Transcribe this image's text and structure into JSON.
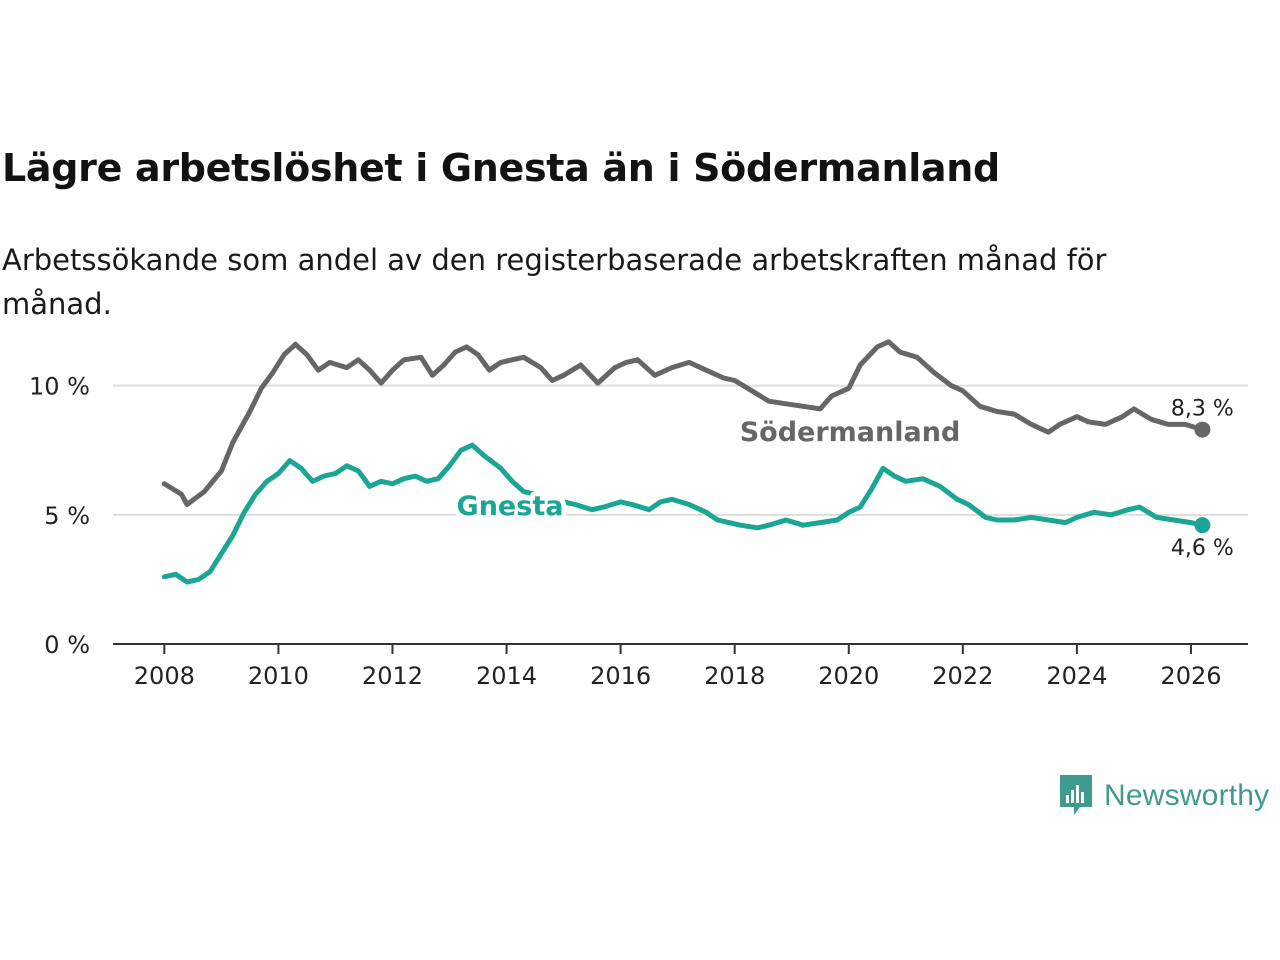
{
  "title": "Lägre arbetslöshet i Gnesta än i Södermanland",
  "subtitle": "Arbetssökande som andel av den registerbaserade arbetskraften månad för månad.",
  "brand": "Newsworthy",
  "colors": {
    "gnesta": "#1aa595",
    "sodermanland": "#666666",
    "axis": "#333333",
    "grid": "#dddddd"
  },
  "chart_data": {
    "type": "line",
    "title": "Lägre arbetslöshet i Gnesta än i Södermanland",
    "xlabel": "",
    "ylabel": "",
    "ylim": [
      0,
      12
    ],
    "xlim": [
      2007.1,
      2027.0
    ],
    "x_ticks": [
      2008,
      2010,
      2012,
      2014,
      2016,
      2018,
      2020,
      2022,
      2024,
      2026
    ],
    "x_tick_labels": [
      "2008",
      "2010",
      "2012",
      "2014",
      "2016",
      "2018",
      "2020",
      "2022",
      "2024",
      "2026"
    ],
    "y_ticks": [
      0,
      5,
      10
    ],
    "y_tick_labels": [
      "0 %",
      "5 %",
      "10 %"
    ],
    "grid": "horizontal",
    "series": [
      {
        "name": "Södermanland",
        "color": "#666666",
        "end_label": "8,3 %",
        "points": [
          [
            2008.0,
            6.2
          ],
          [
            2008.3,
            5.8
          ],
          [
            2008.4,
            5.4
          ],
          [
            2008.7,
            5.9
          ],
          [
            2009.0,
            6.7
          ],
          [
            2009.2,
            7.8
          ],
          [
            2009.5,
            9.0
          ],
          [
            2009.7,
            9.9
          ],
          [
            2009.9,
            10.5
          ],
          [
            2010.1,
            11.2
          ],
          [
            2010.3,
            11.6
          ],
          [
            2010.5,
            11.2
          ],
          [
            2010.7,
            10.6
          ],
          [
            2010.9,
            10.9
          ],
          [
            2011.2,
            10.7
          ],
          [
            2011.4,
            11.0
          ],
          [
            2011.6,
            10.6
          ],
          [
            2011.8,
            10.1
          ],
          [
            2012.0,
            10.6
          ],
          [
            2012.2,
            11.0
          ],
          [
            2012.5,
            11.1
          ],
          [
            2012.7,
            10.4
          ],
          [
            2012.9,
            10.8
          ],
          [
            2013.1,
            11.3
          ],
          [
            2013.3,
            11.5
          ],
          [
            2013.5,
            11.2
          ],
          [
            2013.7,
            10.6
          ],
          [
            2013.9,
            10.9
          ],
          [
            2014.1,
            11.0
          ],
          [
            2014.3,
            11.1
          ],
          [
            2014.6,
            10.7
          ],
          [
            2014.8,
            10.2
          ],
          [
            2015.0,
            10.4
          ],
          [
            2015.3,
            10.8
          ],
          [
            2015.6,
            10.1
          ],
          [
            2015.9,
            10.7
          ],
          [
            2016.1,
            10.9
          ],
          [
            2016.3,
            11.0
          ],
          [
            2016.6,
            10.4
          ],
          [
            2016.9,
            10.7
          ],
          [
            2017.2,
            10.9
          ],
          [
            2017.5,
            10.6
          ],
          [
            2017.8,
            10.3
          ],
          [
            2018.0,
            10.2
          ],
          [
            2018.3,
            9.8
          ],
          [
            2018.6,
            9.4
          ],
          [
            2018.9,
            9.3
          ],
          [
            2019.2,
            9.2
          ],
          [
            2019.5,
            9.1
          ],
          [
            2019.7,
            9.6
          ],
          [
            2020.0,
            9.9
          ],
          [
            2020.2,
            10.8
          ],
          [
            2020.5,
            11.5
          ],
          [
            2020.7,
            11.7
          ],
          [
            2020.9,
            11.3
          ],
          [
            2021.2,
            11.1
          ],
          [
            2021.5,
            10.5
          ],
          [
            2021.8,
            10.0
          ],
          [
            2022.0,
            9.8
          ],
          [
            2022.3,
            9.2
          ],
          [
            2022.6,
            9.0
          ],
          [
            2022.9,
            8.9
          ],
          [
            2023.2,
            8.5
          ],
          [
            2023.5,
            8.2
          ],
          [
            2023.7,
            8.5
          ],
          [
            2024.0,
            8.8
          ],
          [
            2024.2,
            8.6
          ],
          [
            2024.5,
            8.5
          ],
          [
            2024.8,
            8.8
          ],
          [
            2025.0,
            9.1
          ],
          [
            2025.3,
            8.7
          ],
          [
            2025.6,
            8.5
          ],
          [
            2025.9,
            8.5
          ],
          [
            2026.2,
            8.3
          ]
        ]
      },
      {
        "name": "Gnesta",
        "color": "#1aa595",
        "end_label": "4,6 %",
        "points": [
          [
            2008.0,
            2.6
          ],
          [
            2008.2,
            2.7
          ],
          [
            2008.4,
            2.4
          ],
          [
            2008.6,
            2.5
          ],
          [
            2008.8,
            2.8
          ],
          [
            2009.0,
            3.5
          ],
          [
            2009.2,
            4.2
          ],
          [
            2009.4,
            5.1
          ],
          [
            2009.6,
            5.8
          ],
          [
            2009.8,
            6.3
          ],
          [
            2010.0,
            6.6
          ],
          [
            2010.2,
            7.1
          ],
          [
            2010.4,
            6.8
          ],
          [
            2010.6,
            6.3
          ],
          [
            2010.8,
            6.5
          ],
          [
            2011.0,
            6.6
          ],
          [
            2011.2,
            6.9
          ],
          [
            2011.4,
            6.7
          ],
          [
            2011.6,
            6.1
          ],
          [
            2011.8,
            6.3
          ],
          [
            2012.0,
            6.2
          ],
          [
            2012.2,
            6.4
          ],
          [
            2012.4,
            6.5
          ],
          [
            2012.6,
            6.3
          ],
          [
            2012.8,
            6.4
          ],
          [
            2013.0,
            6.9
          ],
          [
            2013.2,
            7.5
          ],
          [
            2013.4,
            7.7
          ],
          [
            2013.6,
            7.3
          ],
          [
            2013.9,
            6.8
          ],
          [
            2014.1,
            6.3
          ],
          [
            2014.3,
            5.9
          ],
          [
            2014.5,
            5.8
          ],
          [
            2014.7,
            5.6
          ],
          [
            2015.0,
            5.5
          ],
          [
            2015.2,
            5.4
          ],
          [
            2015.5,
            5.2
          ],
          [
            2015.7,
            5.3
          ],
          [
            2016.0,
            5.5
          ],
          [
            2016.2,
            5.4
          ],
          [
            2016.5,
            5.2
          ],
          [
            2016.7,
            5.5
          ],
          [
            2016.9,
            5.6
          ],
          [
            2017.2,
            5.4
          ],
          [
            2017.5,
            5.1
          ],
          [
            2017.7,
            4.8
          ],
          [
            2017.9,
            4.7
          ],
          [
            2018.1,
            4.6
          ],
          [
            2018.4,
            4.5
          ],
          [
            2018.6,
            4.6
          ],
          [
            2018.9,
            4.8
          ],
          [
            2019.2,
            4.6
          ],
          [
            2019.5,
            4.7
          ],
          [
            2019.8,
            4.8
          ],
          [
            2020.0,
            5.1
          ],
          [
            2020.2,
            5.3
          ],
          [
            2020.4,
            6.0
          ],
          [
            2020.6,
            6.8
          ],
          [
            2020.8,
            6.5
          ],
          [
            2021.0,
            6.3
          ],
          [
            2021.3,
            6.4
          ],
          [
            2021.6,
            6.1
          ],
          [
            2021.9,
            5.6
          ],
          [
            2022.1,
            5.4
          ],
          [
            2022.4,
            4.9
          ],
          [
            2022.6,
            4.8
          ],
          [
            2022.9,
            4.8
          ],
          [
            2023.2,
            4.9
          ],
          [
            2023.5,
            4.8
          ],
          [
            2023.8,
            4.7
          ],
          [
            2024.0,
            4.9
          ],
          [
            2024.3,
            5.1
          ],
          [
            2024.6,
            5.0
          ],
          [
            2024.9,
            5.2
          ],
          [
            2025.1,
            5.3
          ],
          [
            2025.4,
            4.9
          ],
          [
            2025.7,
            4.8
          ],
          [
            2026.0,
            4.7
          ],
          [
            2026.2,
            4.6
          ]
        ]
      }
    ],
    "annotations": [
      {
        "text": "Södermanland",
        "series": "Södermanland"
      },
      {
        "text": "Gnesta",
        "series": "Gnesta"
      }
    ]
  }
}
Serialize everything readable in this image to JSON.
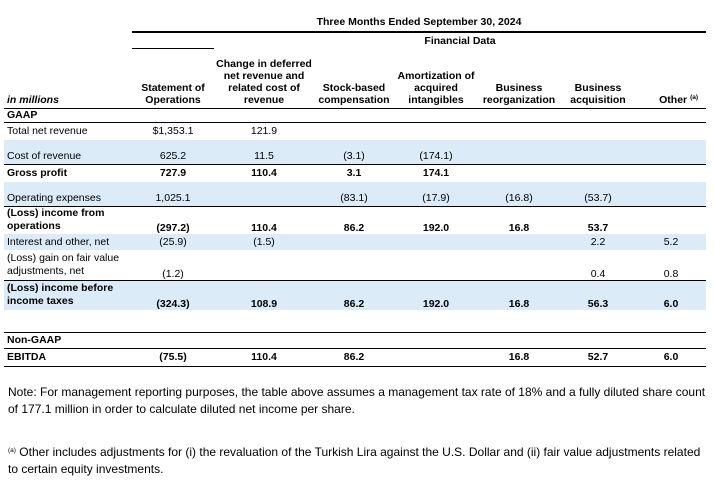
{
  "table": {
    "period_header": "Three Months Ended September 30, 2024",
    "group_header": "Financial Data",
    "units_label": "in millions",
    "columns": [
      "Statement of Operations",
      "Change in deferred net revenue and related cost of revenue",
      "Stock-based compensation",
      "Amortization of acquired intangibles",
      "Business reorganization",
      "Business acquisition",
      "Other"
    ],
    "other_footnote_marker": "(a)",
    "gaap_label": "GAAP",
    "nongaap_label": "Non-GAAP",
    "rows": {
      "total_net_revenue": {
        "label": "Total net revenue",
        "values": [
          "$1,353.1",
          "121.9",
          "",
          "",
          "",
          "",
          ""
        ]
      },
      "cost_of_revenue": {
        "label": "Cost of revenue",
        "values": [
          "625.2",
          "11.5",
          "(3.1)",
          "(174.1)",
          "",
          "",
          ""
        ]
      },
      "gross_profit": {
        "label": "Gross profit",
        "values": [
          "727.9",
          "110.4",
          "3.1",
          "174.1",
          "",
          "",
          ""
        ]
      },
      "operating_expenses": {
        "label": "Operating expenses",
        "values": [
          "1,025.1",
          "",
          "(83.1)",
          "(17.9)",
          "(16.8)",
          "(53.7)",
          ""
        ]
      },
      "income_from_operations": {
        "label_line1": "(Loss) income from",
        "label_line2": "operations",
        "values": [
          "(297.2)",
          "110.4",
          "86.2",
          "192.0",
          "16.8",
          "53.7",
          ""
        ]
      },
      "interest_other": {
        "label": "Interest and other, net",
        "values": [
          "(25.9)",
          "(1.5)",
          "",
          "",
          "",
          "2.2",
          "5.2"
        ]
      },
      "fair_value": {
        "label_line1": "(Loss) gain on fair value",
        "label_line2": "adjustments, net",
        "values": [
          "(1.2)",
          "",
          "",
          "",
          "",
          "0.4",
          "0.8"
        ]
      },
      "income_before_taxes": {
        "label_line1": "(Loss) income before",
        "label_line2": "income taxes",
        "values": [
          "(324.3)",
          "108.9",
          "86.2",
          "192.0",
          "16.8",
          "56.3",
          "6.0"
        ]
      },
      "ebitda": {
        "label": "EBITDA",
        "values": [
          "(75.5)",
          "110.4",
          "86.2",
          "",
          "16.8",
          "52.7",
          "6.0"
        ]
      }
    }
  },
  "notes": {
    "main": "Note: For management reporting purposes, the table above assumes a management tax rate of 18% and a fully diluted share count of 177.1 million in order to calculate diluted net income per share.",
    "footnote_marker": "(a)",
    "footnote": "Other includes adjustments for (i) the revaluation of the Turkish Lira against the U.S. Dollar and (ii) fair value adjustments related to certain equity investments."
  },
  "colors": {
    "row_highlight": "#dcebf8",
    "rule": "#000000"
  }
}
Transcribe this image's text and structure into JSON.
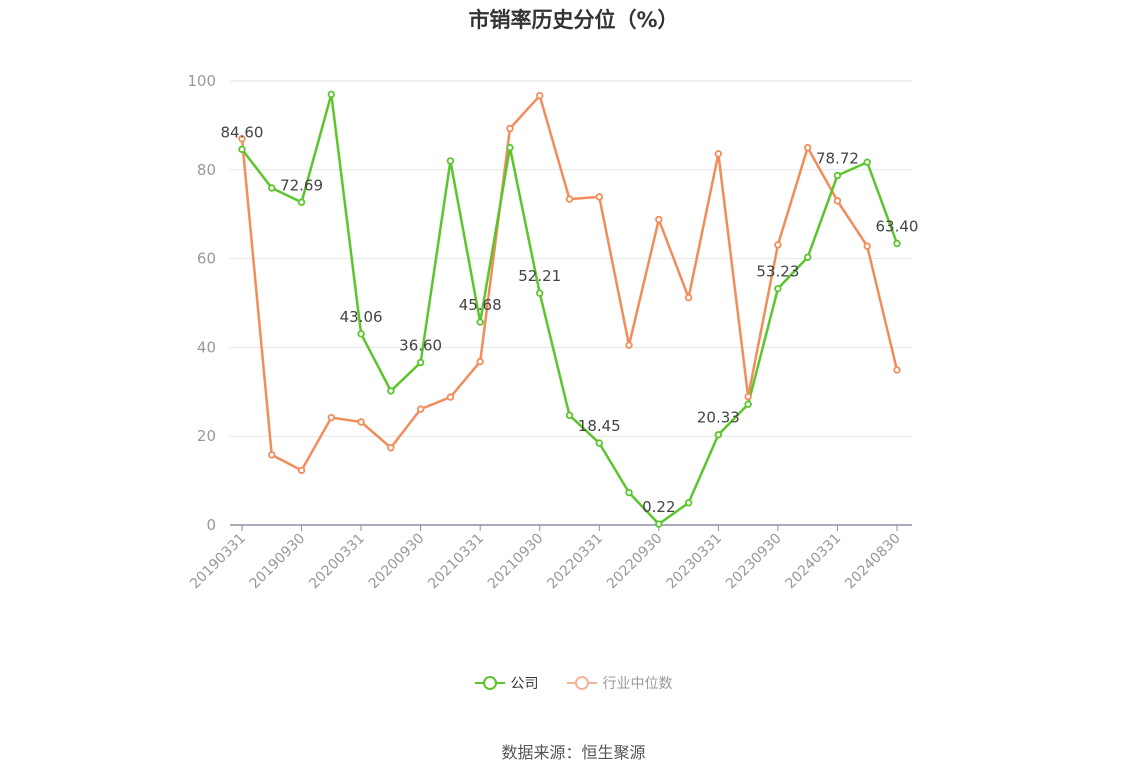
{
  "chart_data": {
    "type": "line",
    "title": "市销率历史分位（%）",
    "x": [
      "20190331",
      "20190630",
      "20190930",
      "20191231",
      "20200331",
      "20200630",
      "20200930",
      "20201231",
      "20210331",
      "20210630",
      "20210930",
      "20211231",
      "20220331",
      "20220630",
      "20220930",
      "20221231",
      "20230331",
      "20230630",
      "20230930",
      "20231231",
      "20240331",
      "20240630",
      "20240830"
    ],
    "xtick_labels": [
      "20190331",
      "20190930",
      "20200331",
      "20200930",
      "20210331",
      "20210930",
      "20220331",
      "20220930",
      "20230331",
      "20230930",
      "20240331",
      "20240830"
    ],
    "ylim": [
      0,
      100
    ],
    "yticks": [
      0,
      20,
      40,
      60,
      80,
      100
    ],
    "grid": true,
    "legend_position": "bottom",
    "series": [
      {
        "name": "公司",
        "color": "#5cc52b",
        "values": [
          84.6,
          75.9,
          72.69,
          97.0,
          43.06,
          30.2,
          36.6,
          82.0,
          45.68,
          85.0,
          52.21,
          24.7,
          18.45,
          7.3,
          0.22,
          5.0,
          20.33,
          27.2,
          53.23,
          60.3,
          78.72,
          81.7,
          63.4
        ],
        "data_labels": {
          "0": "84.60",
          "2": "72.69",
          "4": "43.06",
          "6": "36.60",
          "8": "45.68",
          "10": "52.21",
          "12": "18.45",
          "14": "0.22",
          "16": "20.33",
          "18": "53.23",
          "20": "78.72",
          "22": "63.40"
        }
      },
      {
        "name": "行业中位数",
        "color": "#f28c5b",
        "values": [
          87.0,
          15.8,
          12.3,
          24.2,
          23.2,
          17.4,
          26.1,
          28.8,
          36.8,
          89.3,
          96.7,
          73.4,
          73.9,
          40.5,
          68.8,
          51.2,
          83.6,
          28.9,
          63.1,
          85.0,
          73.0,
          62.8,
          34.9
        ]
      }
    ]
  },
  "legend": {
    "items": [
      {
        "label": "公司",
        "color": "#5cc52b"
      },
      {
        "label": "行业中位数",
        "color": "#f5b497"
      }
    ]
  },
  "source": "数据来源：恒生聚源"
}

WRITTEN PROBLEM:
Provide solely the number of lines in the data that include the word "adjustments".

THE COMPLETED TASK:
2